» Given information
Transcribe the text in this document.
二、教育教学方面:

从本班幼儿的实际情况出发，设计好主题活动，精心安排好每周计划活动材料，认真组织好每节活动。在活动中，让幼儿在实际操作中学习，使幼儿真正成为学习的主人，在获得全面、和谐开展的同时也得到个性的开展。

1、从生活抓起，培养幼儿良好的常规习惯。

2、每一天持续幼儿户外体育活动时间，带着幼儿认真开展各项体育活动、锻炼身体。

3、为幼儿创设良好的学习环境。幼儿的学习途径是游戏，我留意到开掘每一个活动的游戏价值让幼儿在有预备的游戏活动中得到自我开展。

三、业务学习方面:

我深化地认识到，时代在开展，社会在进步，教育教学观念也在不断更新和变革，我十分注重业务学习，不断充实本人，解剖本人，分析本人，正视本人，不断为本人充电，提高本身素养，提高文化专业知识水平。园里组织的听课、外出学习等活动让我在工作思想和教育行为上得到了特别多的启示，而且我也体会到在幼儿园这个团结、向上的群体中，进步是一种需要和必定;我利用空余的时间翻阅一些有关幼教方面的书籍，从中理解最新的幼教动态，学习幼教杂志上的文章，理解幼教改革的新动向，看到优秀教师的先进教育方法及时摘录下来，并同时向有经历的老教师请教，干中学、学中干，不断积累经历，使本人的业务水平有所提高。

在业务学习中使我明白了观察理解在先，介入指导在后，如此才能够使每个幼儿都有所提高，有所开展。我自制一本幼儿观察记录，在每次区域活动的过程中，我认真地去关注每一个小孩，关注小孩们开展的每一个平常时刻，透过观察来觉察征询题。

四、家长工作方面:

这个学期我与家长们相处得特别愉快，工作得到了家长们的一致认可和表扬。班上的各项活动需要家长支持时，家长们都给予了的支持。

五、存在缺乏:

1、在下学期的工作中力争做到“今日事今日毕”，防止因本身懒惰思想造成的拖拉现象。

» Job
Give the entries again in full, exactly as they are written.

» Solved problem
Transcribe the text in this document.
二、教育教学方面:

从本班幼儿的实际情况出发，设计好主题活动，精心安排好每周计划活动材料，认真组织好每节活动。在活动中，让幼儿在实际操作中学习，使幼儿真正成为学习的主人，在获得全面、和谐开展的同时也得到个性的开展。

1、从生活抓起，培养幼儿良好的常规习惯。

2、每一天持续幼儿户外体育活动时间，带着幼儿认真开展各项体育活动、锻炼身体。

3、为幼儿创设良好的学习环境。幼儿的学习途径是游戏，我留意到开掘每一个活动的游戏价值让幼儿在有预备的游戏活动中得到自我开展。

三、业务学习方面:

我深化地认识到，时代在开展，社会在进步，教育教学观念也在不断更新和变革，我十分注重业务学习，不断充实本人，解剖本人，分析本人，正视本人，不断为本人充电，提高本身素养，提高文化专业知识水平。园里组织的听课、外出学习等活动让我在工作思想和教育行为上得到了特别多的启示，而且我也体会到在幼儿园这个团结、向上的群体中，进步是一种需要和必定;我利用空余的时间翻阅一些有关幼教方面的书籍，从中理解最新的幼教动态，学习幼教杂志上的文章，理解幼教改革的新动向，看到优秀教师的先进教育方法及时摘录下来，并同时向有经历的老教师请教，干中学、学中干，不断积累经历，使本人的业务水平有所提高。

在业务学习中使我明白了观察理解在先，介入指导在后，如此才能够使每个幼儿都有所提高，有所开展。我自制一本幼儿观察记录，在每次区域活动的过程中，我认真地去关注每一个小孩，关注小孩们开展的每一个平常时刻，透过观察来觉察征询题。

四、家长工作方面:

这个学期我与家长们相处得特别愉快，工作得到了家长们的一致认可和表扬。班上的各项活动需要家长支持时，家长们都给予了的支持。

五、存在缺乏:

1、在下学期的工作中力争做到“今日事今日毕”，防止因本身懒惰思想造成的拖拉现象。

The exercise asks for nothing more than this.